Exercise description.
No images are to be carried over; print all other material exactly as it stands.

-------- Dataset records --------

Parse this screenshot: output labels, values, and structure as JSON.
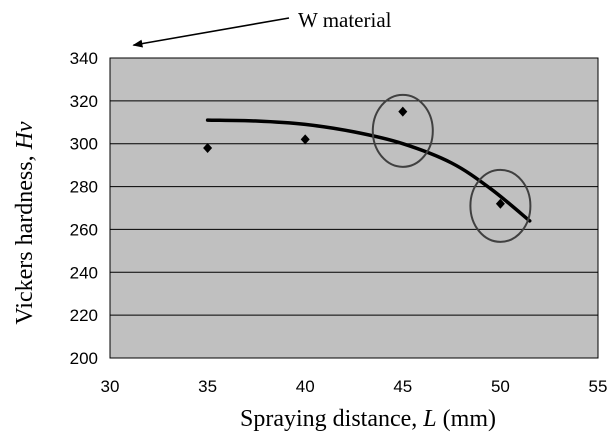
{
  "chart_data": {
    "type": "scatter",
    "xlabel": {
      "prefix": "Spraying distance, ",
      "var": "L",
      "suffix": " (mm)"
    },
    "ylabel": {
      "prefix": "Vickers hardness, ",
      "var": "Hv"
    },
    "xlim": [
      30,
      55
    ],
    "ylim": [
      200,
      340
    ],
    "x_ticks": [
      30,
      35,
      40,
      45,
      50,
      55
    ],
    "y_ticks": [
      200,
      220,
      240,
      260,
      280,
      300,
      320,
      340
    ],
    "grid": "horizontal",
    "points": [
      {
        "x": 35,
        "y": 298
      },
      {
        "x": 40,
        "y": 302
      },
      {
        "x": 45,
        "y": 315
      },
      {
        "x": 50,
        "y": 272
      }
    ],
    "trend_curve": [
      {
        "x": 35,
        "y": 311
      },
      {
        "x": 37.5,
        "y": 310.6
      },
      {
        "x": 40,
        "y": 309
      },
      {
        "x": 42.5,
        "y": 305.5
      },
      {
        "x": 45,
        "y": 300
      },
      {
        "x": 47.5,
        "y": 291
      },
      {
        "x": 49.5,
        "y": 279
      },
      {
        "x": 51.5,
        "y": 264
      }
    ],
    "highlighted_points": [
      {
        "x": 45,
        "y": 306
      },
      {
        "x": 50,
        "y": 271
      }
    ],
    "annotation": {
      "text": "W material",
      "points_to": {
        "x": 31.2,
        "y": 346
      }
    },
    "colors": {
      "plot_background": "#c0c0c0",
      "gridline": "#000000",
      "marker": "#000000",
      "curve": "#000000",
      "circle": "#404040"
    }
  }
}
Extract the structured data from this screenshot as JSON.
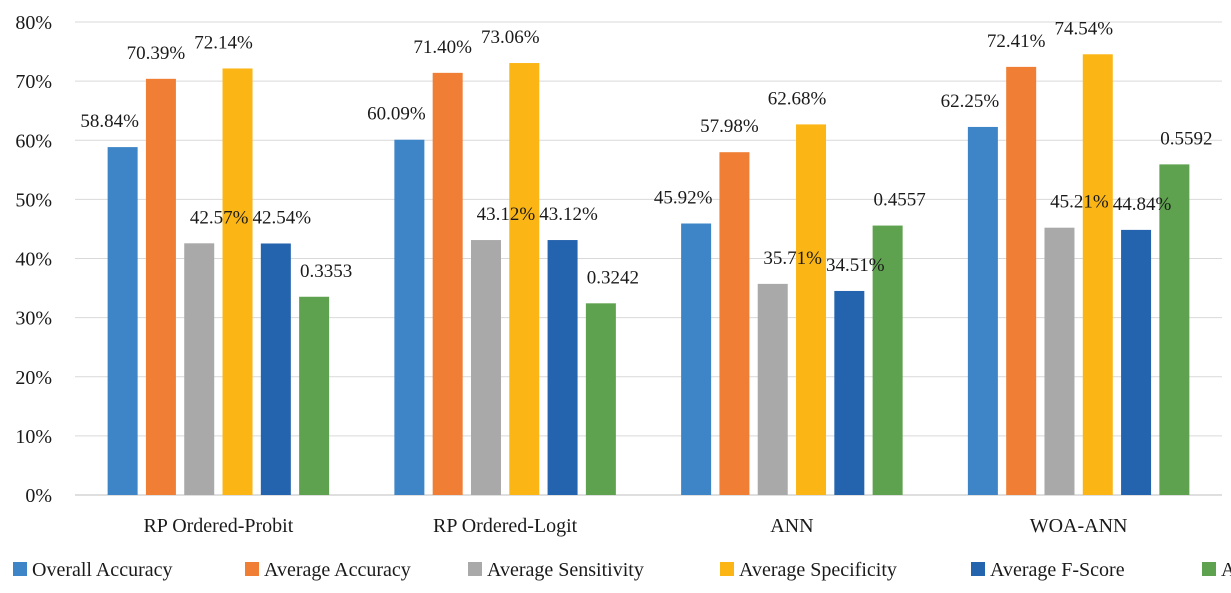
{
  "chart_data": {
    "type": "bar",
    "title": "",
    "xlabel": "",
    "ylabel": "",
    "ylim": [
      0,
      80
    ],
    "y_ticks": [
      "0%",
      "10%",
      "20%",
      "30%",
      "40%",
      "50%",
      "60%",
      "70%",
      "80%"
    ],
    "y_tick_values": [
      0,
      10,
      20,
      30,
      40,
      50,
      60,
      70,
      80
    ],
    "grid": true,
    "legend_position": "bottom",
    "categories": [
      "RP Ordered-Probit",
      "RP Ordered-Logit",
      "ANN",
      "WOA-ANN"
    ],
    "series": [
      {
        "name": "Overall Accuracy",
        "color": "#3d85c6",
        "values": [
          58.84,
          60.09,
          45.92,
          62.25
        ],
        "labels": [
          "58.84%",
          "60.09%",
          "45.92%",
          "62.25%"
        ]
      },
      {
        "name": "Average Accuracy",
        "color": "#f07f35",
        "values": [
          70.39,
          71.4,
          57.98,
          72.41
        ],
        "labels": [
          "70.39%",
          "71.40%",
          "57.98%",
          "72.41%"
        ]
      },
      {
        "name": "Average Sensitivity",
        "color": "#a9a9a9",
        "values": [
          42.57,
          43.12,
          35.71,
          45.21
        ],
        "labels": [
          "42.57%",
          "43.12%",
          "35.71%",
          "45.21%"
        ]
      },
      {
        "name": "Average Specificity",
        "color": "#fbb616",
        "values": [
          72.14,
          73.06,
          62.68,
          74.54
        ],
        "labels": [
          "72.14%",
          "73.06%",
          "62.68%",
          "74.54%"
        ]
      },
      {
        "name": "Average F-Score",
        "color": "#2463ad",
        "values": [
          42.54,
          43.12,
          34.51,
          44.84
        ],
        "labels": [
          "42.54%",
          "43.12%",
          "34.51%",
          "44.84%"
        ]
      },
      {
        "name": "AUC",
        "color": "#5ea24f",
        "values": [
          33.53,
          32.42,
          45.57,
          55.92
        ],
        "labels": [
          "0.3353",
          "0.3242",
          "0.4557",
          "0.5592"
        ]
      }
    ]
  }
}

--------

The answer.
Parse this screenshot: output labels, values, and structure as JSON.
{
  "chart_data": {
    "type": "scatter",
    "xlabel": {
      "prefix": "Spraying distance, ",
      "var": "L",
      "suffix": " (mm)"
    },
    "ylabel": {
      "prefix": "Vickers hardness, ",
      "var": "Hv"
    },
    "xlim": [
      30,
      55
    ],
    "ylim": [
      200,
      340
    ],
    "x_ticks": [
      30,
      35,
      40,
      45,
      50,
      55
    ],
    "y_ticks": [
      200,
      220,
      240,
      260,
      280,
      300,
      320,
      340
    ],
    "grid": "horizontal",
    "points": [
      {
        "x": 35,
        "y": 298
      },
      {
        "x": 40,
        "y": 302
      },
      {
        "x": 45,
        "y": 315
      },
      {
        "x": 50,
        "y": 272
      }
    ],
    "trend_curve": [
      {
        "x": 35,
        "y": 311
      },
      {
        "x": 37.5,
        "y": 310.6
      },
      {
        "x": 40,
        "y": 309
      },
      {
        "x": 42.5,
        "y": 305.5
      },
      {
        "x": 45,
        "y": 300
      },
      {
        "x": 47.5,
        "y": 291
      },
      {
        "x": 49.5,
        "y": 279
      },
      {
        "x": 51.5,
        "y": 264
      }
    ],
    "highlighted_points": [
      {
        "x": 45,
        "y": 306
      },
      {
        "x": 50,
        "y": 271
      }
    ],
    "annotation": {
      "text": "W material",
      "points_to": {
        "x": 31.2,
        "y": 346
      }
    },
    "colors": {
      "plot_background": "#c0c0c0",
      "gridline": "#000000",
      "marker": "#000000",
      "curve": "#000000",
      "circle": "#404040"
    }
  }
}
Extract the structured data from this screenshot as JSON.
{
  "chart_data": {
    "type": "bar",
    "title": "",
    "xlabel": "",
    "ylabel": "",
    "ylim": [
      0,
      80
    ],
    "y_ticks": [
      "0%",
      "10%",
      "20%",
      "30%",
      "40%",
      "50%",
      "60%",
      "70%",
      "80%"
    ],
    "y_tick_values": [
      0,
      10,
      20,
      30,
      40,
      50,
      60,
      70,
      80
    ],
    "grid": true,
    "legend_position": "bottom",
    "categories": [
      "RP Ordered-Probit",
      "RP Ordered-Logit",
      "ANN",
      "WOA-ANN"
    ],
    "series": [
      {
        "name": "Overall Accuracy",
        "color": "#3d85c6",
        "values": [
          58.84,
          60.09,
          45.92,
          62.25
        ],
        "labels": [
          "58.84%",
          "60.09%",
          "45.92%",
          "62.25%"
        ]
      },
      {
        "name": "Average Accuracy",
        "color": "#f07f35",
        "values": [
          70.39,
          71.4,
          57.98,
          72.41
        ],
        "labels": [
          "70.39%",
          "71.40%",
          "57.98%",
          "72.41%"
        ]
      },
      {
        "name": "Average Sensitivity",
        "color": "#a9a9a9",
        "values": [
          42.57,
          43.12,
          35.71,
          45.21
        ],
        "labels": [
          "42.57%",
          "43.12%",
          "35.71%",
          "45.21%"
        ]
      },
      {
        "name": "Average Specificity",
        "color": "#fbb616",
        "values": [
          72.14,
          73.06,
          62.68,
          74.54
        ],
        "labels": [
          "72.14%",
          "73.06%",
          "62.68%",
          "74.54%"
        ]
      },
      {
        "name": "Average F-Score",
        "color": "#2463ad",
        "values": [
          42.54,
          43.12,
          34.51,
          44.84
        ],
        "labels": [
          "42.54%",
          "43.12%",
          "34.51%",
          "44.84%"
        ]
      },
      {
        "name": "AUC",
        "color": "#5ea24f",
        "values": [
          33.53,
          32.42,
          45.57,
          55.92
        ],
        "labels": [
          "0.3353",
          "0.3242",
          "0.4557",
          "0.5592"
        ]
      }
    ]
  }
}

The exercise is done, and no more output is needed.